__DATASET EXTRACT__
>> Start

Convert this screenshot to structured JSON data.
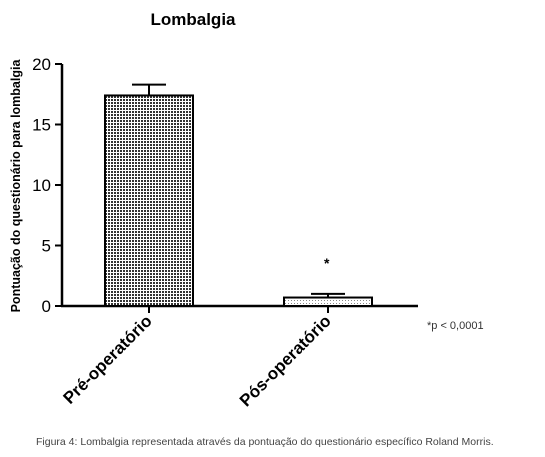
{
  "chart_data": {
    "type": "bar",
    "title": "Lombalgia",
    "ylabel": "Pontuação do questionário para lombalgia",
    "xlabel": "",
    "categories": [
      "Pré-operatório",
      "Pós-operatório"
    ],
    "values": [
      17.4,
      0.7
    ],
    "error": [
      0.9,
      0.3
    ],
    "ylim": [
      0,
      20
    ],
    "yticks": [
      "0",
      "5",
      "10",
      "15",
      "20"
    ],
    "significance_marker": "*",
    "annotation": "*p < 0,0001",
    "grid": false,
    "bar_fill": "dotted-pattern"
  },
  "caption": "Figura 4: Lombalgia representada através da pontuação do questionário específico Roland Morris."
}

>> End

None of the pictures should appear; repeat the records exactly otherwise.

__EXERCISE SOLUTION__
Convert this screenshot to structured JSON data.
{
  "chart_data": {
    "type": "bar",
    "title": "Lombalgia",
    "ylabel": "Pontuação do questionário para lombalgia",
    "xlabel": "",
    "categories": [
      "Pré-operatório",
      "Pós-operatório"
    ],
    "values": [
      17.4,
      0.7
    ],
    "error": [
      0.9,
      0.3
    ],
    "ylim": [
      0,
      20
    ],
    "yticks": [
      "0",
      "5",
      "10",
      "15",
      "20"
    ],
    "significance_marker": "*",
    "annotation": "*p < 0,0001",
    "grid": false,
    "bar_fill": "dotted-pattern"
  },
  "caption": "Figura 4: Lombalgia representada através da pontuação do questionário específico Roland Morris."
}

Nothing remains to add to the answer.